Source material ->
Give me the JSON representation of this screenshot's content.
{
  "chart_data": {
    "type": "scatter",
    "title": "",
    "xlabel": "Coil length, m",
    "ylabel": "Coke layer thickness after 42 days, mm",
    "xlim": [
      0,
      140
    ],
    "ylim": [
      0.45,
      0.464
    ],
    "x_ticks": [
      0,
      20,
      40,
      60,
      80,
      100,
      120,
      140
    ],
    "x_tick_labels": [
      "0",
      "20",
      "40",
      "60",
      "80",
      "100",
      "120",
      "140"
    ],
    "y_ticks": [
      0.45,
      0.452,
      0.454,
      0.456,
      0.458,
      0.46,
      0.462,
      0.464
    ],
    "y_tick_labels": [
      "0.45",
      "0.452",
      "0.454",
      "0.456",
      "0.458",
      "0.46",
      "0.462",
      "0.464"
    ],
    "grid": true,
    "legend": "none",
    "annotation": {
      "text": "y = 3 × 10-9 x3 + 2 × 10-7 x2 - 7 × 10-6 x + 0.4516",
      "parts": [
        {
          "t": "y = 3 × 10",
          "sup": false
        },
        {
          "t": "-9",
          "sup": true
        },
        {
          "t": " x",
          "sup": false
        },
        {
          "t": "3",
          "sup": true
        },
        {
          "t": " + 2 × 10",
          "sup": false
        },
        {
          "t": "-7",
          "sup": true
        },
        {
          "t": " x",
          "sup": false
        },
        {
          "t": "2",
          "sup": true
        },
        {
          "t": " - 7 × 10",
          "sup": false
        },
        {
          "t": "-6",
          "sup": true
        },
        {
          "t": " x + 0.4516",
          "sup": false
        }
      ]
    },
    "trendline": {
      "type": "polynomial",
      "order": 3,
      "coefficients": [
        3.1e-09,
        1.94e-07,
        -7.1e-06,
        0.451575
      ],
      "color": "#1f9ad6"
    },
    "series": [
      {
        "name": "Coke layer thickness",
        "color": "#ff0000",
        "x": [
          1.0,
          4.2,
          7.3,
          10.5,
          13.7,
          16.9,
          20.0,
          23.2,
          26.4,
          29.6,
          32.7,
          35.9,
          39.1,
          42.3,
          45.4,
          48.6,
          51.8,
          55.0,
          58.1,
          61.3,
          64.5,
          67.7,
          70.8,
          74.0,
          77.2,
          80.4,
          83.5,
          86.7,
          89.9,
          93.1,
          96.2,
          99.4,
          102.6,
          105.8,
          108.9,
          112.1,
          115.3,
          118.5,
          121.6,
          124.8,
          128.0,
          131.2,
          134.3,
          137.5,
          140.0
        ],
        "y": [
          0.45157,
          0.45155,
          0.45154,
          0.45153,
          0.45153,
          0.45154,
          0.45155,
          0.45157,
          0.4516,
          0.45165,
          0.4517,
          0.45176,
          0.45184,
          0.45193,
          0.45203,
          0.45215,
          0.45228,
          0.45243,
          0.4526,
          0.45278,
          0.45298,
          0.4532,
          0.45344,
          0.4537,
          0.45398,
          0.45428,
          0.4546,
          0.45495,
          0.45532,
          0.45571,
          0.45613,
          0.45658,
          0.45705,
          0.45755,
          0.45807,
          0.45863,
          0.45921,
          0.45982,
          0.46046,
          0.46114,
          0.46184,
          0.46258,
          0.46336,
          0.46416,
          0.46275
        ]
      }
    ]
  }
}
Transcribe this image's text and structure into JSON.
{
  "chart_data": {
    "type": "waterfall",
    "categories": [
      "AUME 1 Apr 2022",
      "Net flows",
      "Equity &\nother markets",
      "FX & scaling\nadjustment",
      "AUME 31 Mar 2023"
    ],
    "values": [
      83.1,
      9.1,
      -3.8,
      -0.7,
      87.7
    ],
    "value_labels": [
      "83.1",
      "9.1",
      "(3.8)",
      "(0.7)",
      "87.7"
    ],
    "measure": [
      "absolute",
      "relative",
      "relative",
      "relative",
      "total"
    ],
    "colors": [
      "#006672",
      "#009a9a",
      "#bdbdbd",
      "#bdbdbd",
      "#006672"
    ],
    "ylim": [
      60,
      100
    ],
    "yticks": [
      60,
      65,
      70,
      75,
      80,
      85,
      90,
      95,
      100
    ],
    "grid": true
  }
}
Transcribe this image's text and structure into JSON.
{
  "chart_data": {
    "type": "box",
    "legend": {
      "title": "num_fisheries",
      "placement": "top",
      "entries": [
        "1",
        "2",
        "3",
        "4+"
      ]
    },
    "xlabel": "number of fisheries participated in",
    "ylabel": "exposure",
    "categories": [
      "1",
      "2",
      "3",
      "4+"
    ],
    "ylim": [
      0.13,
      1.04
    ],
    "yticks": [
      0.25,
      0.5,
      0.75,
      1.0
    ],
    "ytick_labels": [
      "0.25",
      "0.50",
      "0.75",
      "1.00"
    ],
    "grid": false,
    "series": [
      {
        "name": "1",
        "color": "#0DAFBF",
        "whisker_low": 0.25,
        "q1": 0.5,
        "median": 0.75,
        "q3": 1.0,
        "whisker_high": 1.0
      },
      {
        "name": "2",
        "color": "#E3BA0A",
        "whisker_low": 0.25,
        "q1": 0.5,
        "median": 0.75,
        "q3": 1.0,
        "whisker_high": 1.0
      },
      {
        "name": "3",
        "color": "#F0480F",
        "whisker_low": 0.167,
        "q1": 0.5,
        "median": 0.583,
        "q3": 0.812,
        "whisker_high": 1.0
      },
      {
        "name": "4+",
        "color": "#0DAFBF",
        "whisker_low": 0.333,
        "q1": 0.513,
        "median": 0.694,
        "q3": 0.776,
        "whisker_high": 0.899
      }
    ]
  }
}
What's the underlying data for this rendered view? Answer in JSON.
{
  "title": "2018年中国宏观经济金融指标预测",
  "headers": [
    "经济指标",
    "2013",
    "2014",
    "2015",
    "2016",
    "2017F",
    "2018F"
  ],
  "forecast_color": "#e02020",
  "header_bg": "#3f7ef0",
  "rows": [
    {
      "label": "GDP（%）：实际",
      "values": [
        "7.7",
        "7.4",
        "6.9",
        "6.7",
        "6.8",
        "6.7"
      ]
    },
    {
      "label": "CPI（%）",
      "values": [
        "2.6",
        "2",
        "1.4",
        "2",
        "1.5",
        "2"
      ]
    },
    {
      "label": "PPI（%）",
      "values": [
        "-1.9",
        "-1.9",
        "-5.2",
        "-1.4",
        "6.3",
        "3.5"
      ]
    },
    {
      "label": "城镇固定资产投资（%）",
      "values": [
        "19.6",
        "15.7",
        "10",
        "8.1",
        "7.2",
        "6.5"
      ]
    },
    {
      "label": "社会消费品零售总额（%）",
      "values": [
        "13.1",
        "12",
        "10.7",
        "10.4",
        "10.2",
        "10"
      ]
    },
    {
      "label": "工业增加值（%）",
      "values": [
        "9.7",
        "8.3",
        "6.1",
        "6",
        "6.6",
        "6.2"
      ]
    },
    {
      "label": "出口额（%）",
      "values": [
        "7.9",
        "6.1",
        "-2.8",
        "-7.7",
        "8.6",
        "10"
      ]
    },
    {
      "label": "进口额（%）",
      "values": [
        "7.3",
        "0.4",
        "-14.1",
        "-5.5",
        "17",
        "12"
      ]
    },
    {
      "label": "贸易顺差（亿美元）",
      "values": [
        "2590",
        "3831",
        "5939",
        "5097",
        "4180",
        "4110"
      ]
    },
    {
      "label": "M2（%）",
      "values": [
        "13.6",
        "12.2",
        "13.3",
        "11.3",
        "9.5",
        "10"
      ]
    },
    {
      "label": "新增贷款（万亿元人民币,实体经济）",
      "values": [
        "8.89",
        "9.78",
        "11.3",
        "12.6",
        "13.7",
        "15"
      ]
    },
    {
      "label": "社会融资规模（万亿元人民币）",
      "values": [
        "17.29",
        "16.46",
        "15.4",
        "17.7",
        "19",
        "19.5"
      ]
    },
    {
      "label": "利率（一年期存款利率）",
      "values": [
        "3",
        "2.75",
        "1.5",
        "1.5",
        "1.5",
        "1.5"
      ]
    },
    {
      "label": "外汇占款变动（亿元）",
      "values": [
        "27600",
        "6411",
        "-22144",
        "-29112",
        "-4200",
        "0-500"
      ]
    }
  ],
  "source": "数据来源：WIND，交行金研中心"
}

Aim -> Show all lines in the entries above where the word "name" appears.

Problem solution ->
        "name": "Coke layer thickness",
        "name": "1",
        "name": "2",
        "name": "3",
        "name": "4+",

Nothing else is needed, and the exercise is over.